EXERCISE DIRECTIONS:
Copy every entry exactly as given, minus the images.

DATA SUPPLIED:

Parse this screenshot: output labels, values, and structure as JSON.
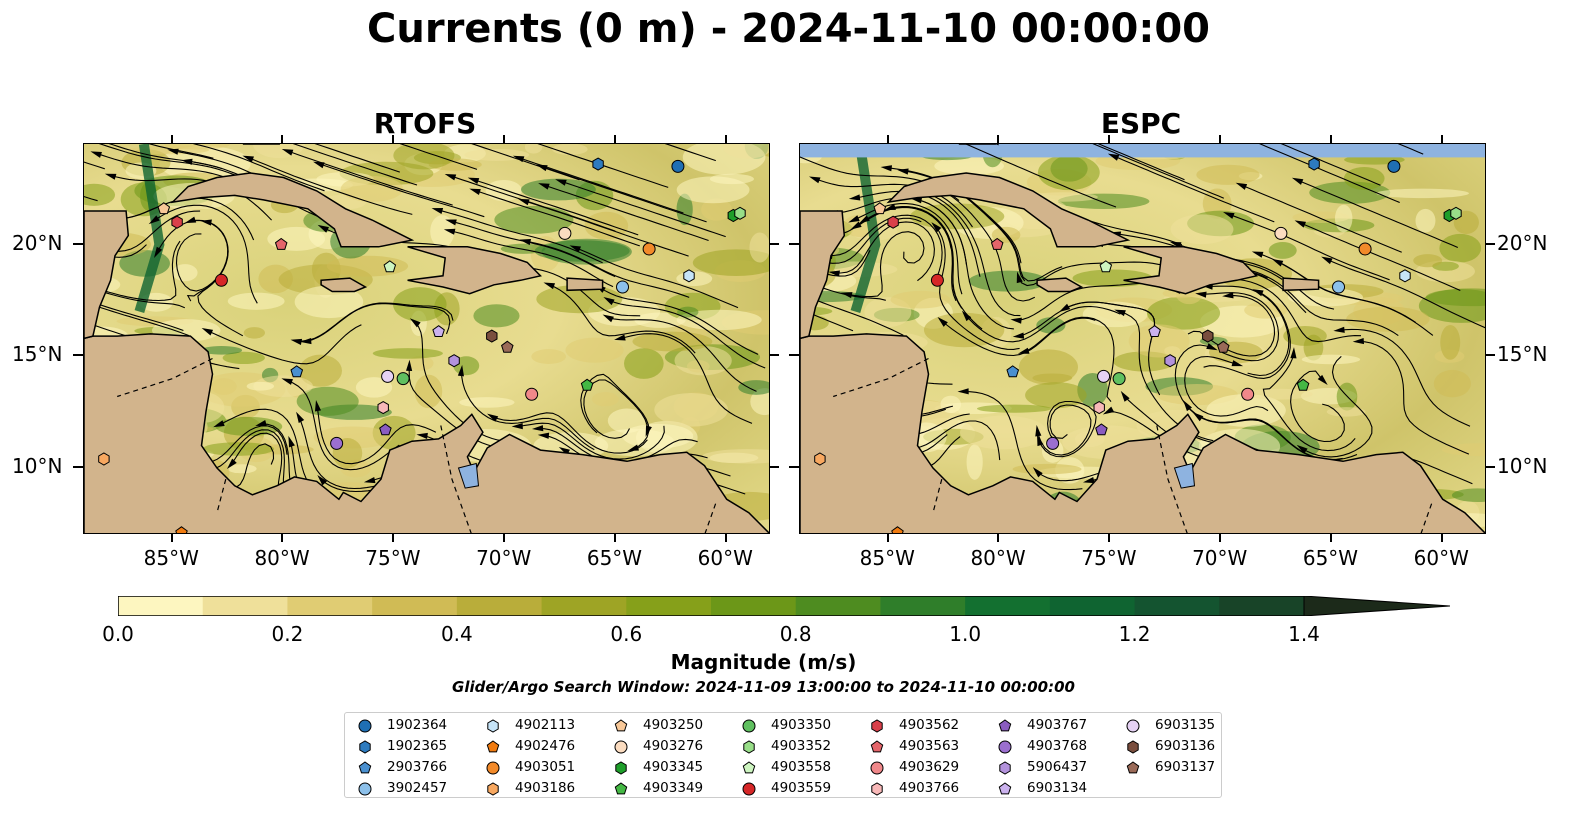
{
  "title": "Currents (0 m) - 2024-11-10 00:00:00",
  "panels": [
    {
      "title": "RTOFS"
    },
    {
      "title": "ESPC"
    }
  ],
  "axes": {
    "lon_labels": [
      "85°W",
      "80°W",
      "75°W",
      "70°W",
      "65°W",
      "60°W"
    ],
    "lat_labels": [
      "20°N",
      "15°N",
      "10°N"
    ],
    "lon_range": [
      -89,
      -58
    ],
    "lat_range": [
      7,
      24.5
    ]
  },
  "colorbar": {
    "label": "Magnitude (m/s)",
    "ticks": [
      "0.0",
      "0.2",
      "0.4",
      "0.6",
      "0.8",
      "1.0",
      "1.2",
      "1.4"
    ],
    "range": [
      0,
      1.5
    ],
    "colors": [
      "#fdf6c0",
      "#efe09a",
      "#e0cc73",
      "#d0bb55",
      "#b9ad3a",
      "#9ea425",
      "#86a01a",
      "#6c9718",
      "#4e8c20",
      "#2f7e2a",
      "#137030",
      "#0f6431",
      "#145430",
      "#184428",
      "#1a3620",
      "#1c2a1a"
    ],
    "extend": "max"
  },
  "search_window": "Glider/Argo Search Window: 2024-11-09 13:00:00 to 2024-11-10 00:00:00",
  "colors": {
    "land": "#d2b48c",
    "lakes": "#8eb3e0",
    "ocean_base": "#e4da8a"
  },
  "legend": [
    {
      "id": "1902364",
      "marker": "circle",
      "color": "#1f6fb4"
    },
    {
      "id": "1902365",
      "marker": "hexagon",
      "color": "#2d7bbf"
    },
    {
      "id": "2903766",
      "marker": "pentagon",
      "color": "#4a90d0"
    },
    {
      "id": "3902457",
      "marker": "circle",
      "color": "#8cc0ea"
    },
    {
      "id": "4902113",
      "marker": "hexagon",
      "color": "#c6e4f8"
    },
    {
      "id": "4902476",
      "marker": "pentagon",
      "color": "#f07b10"
    },
    {
      "id": "4903051",
      "marker": "circle",
      "color": "#f28a2a"
    },
    {
      "id": "4903186",
      "marker": "hexagon",
      "color": "#f8a860"
    },
    {
      "id": "4903250",
      "marker": "pentagon",
      "color": "#f8c898"
    },
    {
      "id": "4903276",
      "marker": "circle",
      "color": "#fbdcc0"
    },
    {
      "id": "4903345",
      "marker": "hexagon",
      "color": "#1e9e2a"
    },
    {
      "id": "4903349",
      "marker": "pentagon",
      "color": "#44b844"
    },
    {
      "id": "4903350",
      "marker": "circle",
      "color": "#60c060"
    },
    {
      "id": "4903352",
      "marker": "hexagon",
      "color": "#98de88"
    },
    {
      "id": "4903558",
      "marker": "pentagon",
      "color": "#cdf5c0"
    },
    {
      "id": "4903559",
      "marker": "circle",
      "color": "#d62728"
    },
    {
      "id": "4903562",
      "marker": "hexagon",
      "color": "#d9404a"
    },
    {
      "id": "4903563",
      "marker": "pentagon",
      "color": "#e4656a"
    },
    {
      "id": "4903629",
      "marker": "circle",
      "color": "#f0888a"
    },
    {
      "id": "4903766",
      "marker": "hexagon",
      "color": "#f8b8b8"
    },
    {
      "id": "4903767",
      "marker": "pentagon",
      "color": "#8a5cc0"
    },
    {
      "id": "4903768",
      "marker": "circle",
      "color": "#9b6fcf"
    },
    {
      "id": "5906437",
      "marker": "hexagon",
      "color": "#b392dc"
    },
    {
      "id": "6903134",
      "marker": "pentagon",
      "color": "#cbb2ee"
    },
    {
      "id": "6903135",
      "marker": "circle",
      "color": "#e6d2f4"
    },
    {
      "id": "6903136",
      "marker": "hexagon",
      "color": "#7a4e3e"
    },
    {
      "id": "6903137",
      "marker": "pentagon",
      "color": "#9a6a58"
    }
  ],
  "floats": [
    {
      "id": "1902364",
      "lon": -62.2,
      "lat": 23.5
    },
    {
      "id": "1902365",
      "lon": -65.8,
      "lat": 23.6
    },
    {
      "id": "2903766",
      "lon": -79.4,
      "lat": 14.3
    },
    {
      "id": "3902457",
      "lon": -64.7,
      "lat": 18.1
    },
    {
      "id": "4902113",
      "lon": -61.7,
      "lat": 18.6
    },
    {
      "id": "4902476",
      "lon": -84.6,
      "lat": 7.1
    },
    {
      "id": "4903051",
      "lon": -63.5,
      "lat": 19.8
    },
    {
      "id": "4903186",
      "lon": -88.1,
      "lat": 10.4
    },
    {
      "id": "4903250",
      "lon": -85.4,
      "lat": 21.6
    },
    {
      "id": "4903276",
      "lon": -67.3,
      "lat": 20.5
    },
    {
      "id": "4903345",
      "lon": -59.7,
      "lat": 21.3
    },
    {
      "id": "4903349",
      "lon": -66.3,
      "lat": 13.7
    },
    {
      "id": "4903350",
      "lon": -74.6,
      "lat": 14.0
    },
    {
      "id": "4903352",
      "lon": -59.4,
      "lat": 21.4
    },
    {
      "id": "4903558",
      "lon": -75.2,
      "lat": 19.0
    },
    {
      "id": "4903559",
      "lon": -82.8,
      "lat": 18.4
    },
    {
      "id": "4903562",
      "lon": -84.8,
      "lat": 21.0
    },
    {
      "id": "4903563",
      "lon": -80.1,
      "lat": 20.0
    },
    {
      "id": "4903629",
      "lon": -68.8,
      "lat": 13.3
    },
    {
      "id": "4903766",
      "lon": -75.5,
      "lat": 12.7
    },
    {
      "id": "4903767",
      "lon": -75.4,
      "lat": 11.7
    },
    {
      "id": "4903768",
      "lon": -77.6,
      "lat": 11.1
    },
    {
      "id": "5906437",
      "lon": -72.3,
      "lat": 14.8
    },
    {
      "id": "6903134",
      "lon": -73.0,
      "lat": 16.1
    },
    {
      "id": "6903135",
      "lon": -75.3,
      "lat": 14.1
    },
    {
      "id": "6903136",
      "lon": -70.6,
      "lat": 15.9
    },
    {
      "id": "6903137",
      "lon": -69.9,
      "lat": 15.4
    }
  ]
}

FINISHED ANSWER:
Parse this screenshot: output labels, values, and structure as JSON.
{
  "title": "Currents (0 m) - 2024-11-10 00:00:00",
  "panels": [
    {
      "title": "RTOFS"
    },
    {
      "title": "ESPC"
    }
  ],
  "axes": {
    "lon_labels": [
      "85°W",
      "80°W",
      "75°W",
      "70°W",
      "65°W",
      "60°W"
    ],
    "lat_labels": [
      "20°N",
      "15°N",
      "10°N"
    ],
    "lon_range": [
      -89,
      -58
    ],
    "lat_range": [
      7,
      24.5
    ]
  },
  "colorbar": {
    "label": "Magnitude (m/s)",
    "ticks": [
      "0.0",
      "0.2",
      "0.4",
      "0.6",
      "0.8",
      "1.0",
      "1.2",
      "1.4"
    ],
    "range": [
      0,
      1.5
    ],
    "colors": [
      "#fdf6c0",
      "#efe09a",
      "#e0cc73",
      "#d0bb55",
      "#b9ad3a",
      "#9ea425",
      "#86a01a",
      "#6c9718",
      "#4e8c20",
      "#2f7e2a",
      "#137030",
      "#0f6431",
      "#145430",
      "#184428",
      "#1a3620",
      "#1c2a1a"
    ],
    "extend": "max"
  },
  "search_window": "Glider/Argo Search Window: 2024-11-09 13:00:00 to 2024-11-10 00:00:00",
  "colors": {
    "land": "#d2b48c",
    "lakes": "#8eb3e0",
    "ocean_base": "#e4da8a"
  },
  "legend": [
    {
      "id": "1902364",
      "marker": "circle",
      "color": "#1f6fb4"
    },
    {
      "id": "1902365",
      "marker": "hexagon",
      "color": "#2d7bbf"
    },
    {
      "id": "2903766",
      "marker": "pentagon",
      "color": "#4a90d0"
    },
    {
      "id": "3902457",
      "marker": "circle",
      "color": "#8cc0ea"
    },
    {
      "id": "4902113",
      "marker": "hexagon",
      "color": "#c6e4f8"
    },
    {
      "id": "4902476",
      "marker": "pentagon",
      "color": "#f07b10"
    },
    {
      "id": "4903051",
      "marker": "circle",
      "color": "#f28a2a"
    },
    {
      "id": "4903186",
      "marker": "hexagon",
      "color": "#f8a860"
    },
    {
      "id": "4903250",
      "marker": "pentagon",
      "color": "#f8c898"
    },
    {
      "id": "4903276",
      "marker": "circle",
      "color": "#fbdcc0"
    },
    {
      "id": "4903345",
      "marker": "hexagon",
      "color": "#1e9e2a"
    },
    {
      "id": "4903349",
      "marker": "pentagon",
      "color": "#44b844"
    },
    {
      "id": "4903350",
      "marker": "circle",
      "color": "#60c060"
    },
    {
      "id": "4903352",
      "marker": "hexagon",
      "color": "#98de88"
    },
    {
      "id": "4903558",
      "marker": "pentagon",
      "color": "#cdf5c0"
    },
    {
      "id": "4903559",
      "marker": "circle",
      "color": "#d62728"
    },
    {
      "id": "4903562",
      "marker": "hexagon",
      "color": "#d9404a"
    },
    {
      "id": "4903563",
      "marker": "pentagon",
      "color": "#e4656a"
    },
    {
      "id": "4903629",
      "marker": "circle",
      "color": "#f0888a"
    },
    {
      "id": "4903766",
      "marker": "hexagon",
      "color": "#f8b8b8"
    },
    {
      "id": "4903767",
      "marker": "pentagon",
      "color": "#8a5cc0"
    },
    {
      "id": "4903768",
      "marker": "circle",
      "color": "#9b6fcf"
    },
    {
      "id": "5906437",
      "marker": "hexagon",
      "color": "#b392dc"
    },
    {
      "id": "6903134",
      "marker": "pentagon",
      "color": "#cbb2ee"
    },
    {
      "id": "6903135",
      "marker": "circle",
      "color": "#e6d2f4"
    },
    {
      "id": "6903136",
      "marker": "hexagon",
      "color": "#7a4e3e"
    },
    {
      "id": "6903137",
      "marker": "pentagon",
      "color": "#9a6a58"
    }
  ],
  "floats": [
    {
      "id": "1902364",
      "lon": -62.2,
      "lat": 23.5
    },
    {
      "id": "1902365",
      "lon": -65.8,
      "lat": 23.6
    },
    {
      "id": "2903766",
      "lon": -79.4,
      "lat": 14.3
    },
    {
      "id": "3902457",
      "lon": -64.7,
      "lat": 18.1
    },
    {
      "id": "4902113",
      "lon": -61.7,
      "lat": 18.6
    },
    {
      "id": "4902476",
      "lon": -84.6,
      "lat": 7.1
    },
    {
      "id": "4903051",
      "lon": -63.5,
      "lat": 19.8
    },
    {
      "id": "4903186",
      "lon": -88.1,
      "lat": 10.4
    },
    {
      "id": "4903250",
      "lon": -85.4,
      "lat": 21.6
    },
    {
      "id": "4903276",
      "lon": -67.3,
      "lat": 20.5
    },
    {
      "id": "4903345",
      "lon": -59.7,
      "lat": 21.3
    },
    {
      "id": "4903349",
      "lon": -66.3,
      "lat": 13.7
    },
    {
      "id": "4903350",
      "lon": -74.6,
      "lat": 14.0
    },
    {
      "id": "4903352",
      "lon": -59.4,
      "lat": 21.4
    },
    {
      "id": "4903558",
      "lon": -75.2,
      "lat": 19.0
    },
    {
      "id": "4903559",
      "lon": -82.8,
      "lat": 18.4
    },
    {
      "id": "4903562",
      "lon": -84.8,
      "lat": 21.0
    },
    {
      "id": "4903563",
      "lon": -80.1,
      "lat": 20.0
    },
    {
      "id": "4903629",
      "lon": -68.8,
      "lat": 13.3
    },
    {
      "id": "4903766",
      "lon": -75.5,
      "lat": 12.7
    },
    {
      "id": "4903767",
      "lon": -75.4,
      "lat": 11.7
    },
    {
      "id": "4903768",
      "lon": -77.6,
      "lat": 11.1
    },
    {
      "id": "5906437",
      "lon": -72.3,
      "lat": 14.8
    },
    {
      "id": "6903134",
      "lon": -73.0,
      "lat": 16.1
    },
    {
      "id": "6903135",
      "lon": -75.3,
      "lat": 14.1
    },
    {
      "id": "6903136",
      "lon": -70.6,
      "lat": 15.9
    },
    {
      "id": "6903137",
      "lon": -69.9,
      "lat": 15.4
    }
  ]
}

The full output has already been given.